Sur la création d’un fichier spécifique aux mineurs non accompagnés (article 39)
L’exigence constitutionnelle de protection de l’intérêt supérieur de l’enfant impose que les mineurs présents sur le territoire national bénéficient de la protection légale attachée à leur âge.64 Dans le cadre du contrôle du respect de cette exigence constitutionnelle, le Conseil constitutionnel examine si les procédures mises en place par le législateur ont pour effet ou objet "de modifier les [ …] protections attachées à la qualité de mineur" 65.
La justice des mineurs fait également l’objet d’une protection constitutionnelle au titre d’un PFRLR reposant sur deux principes, l’atténuation de la responsabilité pénale en fonction de leur âge" et "la nécessité de rechercher le relèvement éducatif et moral des enfants délinquants par des mesures adaptées à leur âge et à leur personnalité, prononcées par une juridiction spécialisée ou selon des procédures appropriées" 66.
L’application de ce principe fondamental conduit le Conseil constitutionnel, dans le cadre de son contrôle, "à recourir à une pluralité de critères pour examiner la constitutionnalité d’un dispositif : l’âge, la gravité des faits, l’existence de garanties spécifiques entourant la mesure", ainsi que l’existence d’antécédents. Au regard du droit au respect de la vie privée, la collecte, l’enregistrement, la conservation, la consultation et la communication de données à caractère personnel doivent être justifiés par un motif d’intérêt général et mis en œuvre de manière adaptée et proportionnée à cet objectif67.
S’agissant de la disposition contestée, le motif d’intérêt général justifiant la création du fichier créé par les dispositions concernées n’est, en premier lieu, pas identifié.
En effet, il est précisé que le fichier est prévu "afin de faciliter l’identification" des mineurs concernés, sans indiquer le cadre dans lequel aurait lieu l’identification évoquée, ni l’autorité compétente pour administrer et consulter ce fichier, ni les finalités de celui-ci. Or, l’inscription des personnes mises en cause, même mineures, est déjà prévue au sein du "Traitement des antécédents judiciaires" (TAJ), qui comporte également un relevé des empreintes et une photographie, et du Fichier automatisé des empreintes digitales (FAED). Ainsi la disposition envisagée n’est pas nécessaire à l’objectif de valeur constitutionnelle de recherche des auteurs des infractions68. S’agissant d’un éventuel objectif de lutte contre l’immigration irrégulière qui serait poursuivi, il est d’ores et déjà assuré par le fichier d’appui à l’évaluation de la minorité (AEM).

- À faire -
D'après le texte sur le fichier des mineurs non accompagnés, pourquoi la disposition envisagée n'est-elle pas nécessaire à l'objectif de recherche des auteurs des infractions ? Répondez en une à trois phrases.

Entrées enregistrées:
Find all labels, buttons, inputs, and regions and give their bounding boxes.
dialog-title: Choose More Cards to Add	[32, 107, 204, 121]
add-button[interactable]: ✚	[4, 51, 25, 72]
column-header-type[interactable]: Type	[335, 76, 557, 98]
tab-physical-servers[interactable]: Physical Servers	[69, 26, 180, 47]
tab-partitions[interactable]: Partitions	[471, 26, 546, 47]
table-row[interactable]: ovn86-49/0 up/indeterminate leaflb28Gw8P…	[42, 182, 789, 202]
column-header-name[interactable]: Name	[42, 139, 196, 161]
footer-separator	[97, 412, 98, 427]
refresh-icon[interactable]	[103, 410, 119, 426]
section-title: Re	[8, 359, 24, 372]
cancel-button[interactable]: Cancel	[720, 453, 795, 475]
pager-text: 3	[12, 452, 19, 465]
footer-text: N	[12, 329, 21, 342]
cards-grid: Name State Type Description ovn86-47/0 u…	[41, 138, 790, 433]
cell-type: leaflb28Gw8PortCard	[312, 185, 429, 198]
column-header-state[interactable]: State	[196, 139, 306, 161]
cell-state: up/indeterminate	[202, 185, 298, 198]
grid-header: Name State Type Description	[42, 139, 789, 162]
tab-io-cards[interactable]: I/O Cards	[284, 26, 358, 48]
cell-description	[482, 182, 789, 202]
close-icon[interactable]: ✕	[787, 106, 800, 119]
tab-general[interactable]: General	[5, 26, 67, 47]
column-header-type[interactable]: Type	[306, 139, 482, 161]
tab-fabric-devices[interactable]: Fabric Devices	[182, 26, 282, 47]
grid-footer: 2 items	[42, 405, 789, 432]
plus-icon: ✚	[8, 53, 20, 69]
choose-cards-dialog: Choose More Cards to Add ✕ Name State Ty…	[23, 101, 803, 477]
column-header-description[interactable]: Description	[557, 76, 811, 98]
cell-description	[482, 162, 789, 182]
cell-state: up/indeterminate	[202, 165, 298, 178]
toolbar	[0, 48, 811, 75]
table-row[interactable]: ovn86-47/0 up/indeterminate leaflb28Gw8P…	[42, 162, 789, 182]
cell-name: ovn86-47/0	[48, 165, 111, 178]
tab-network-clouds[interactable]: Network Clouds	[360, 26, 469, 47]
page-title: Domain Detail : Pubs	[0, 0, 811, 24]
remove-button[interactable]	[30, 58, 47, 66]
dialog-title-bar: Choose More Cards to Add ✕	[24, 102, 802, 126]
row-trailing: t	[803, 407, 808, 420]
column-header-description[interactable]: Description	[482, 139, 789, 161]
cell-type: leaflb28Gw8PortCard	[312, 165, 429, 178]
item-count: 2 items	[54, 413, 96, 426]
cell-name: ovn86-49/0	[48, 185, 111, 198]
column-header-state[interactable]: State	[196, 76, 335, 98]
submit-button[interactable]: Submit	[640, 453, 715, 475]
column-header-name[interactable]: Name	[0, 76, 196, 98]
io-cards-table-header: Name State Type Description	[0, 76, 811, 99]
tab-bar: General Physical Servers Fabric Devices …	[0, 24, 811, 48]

- Réponse à la tâche -
L'inscription des personnes mises en cause, même mineures, est déjà prévue dans le « Traitement des antécédents judiciaires » (TAJ), qui comporte aussi un relevé des empreintes et une photographie. Elle est également prévue dans le Fichier automatisé des empreintes digitales (FAED).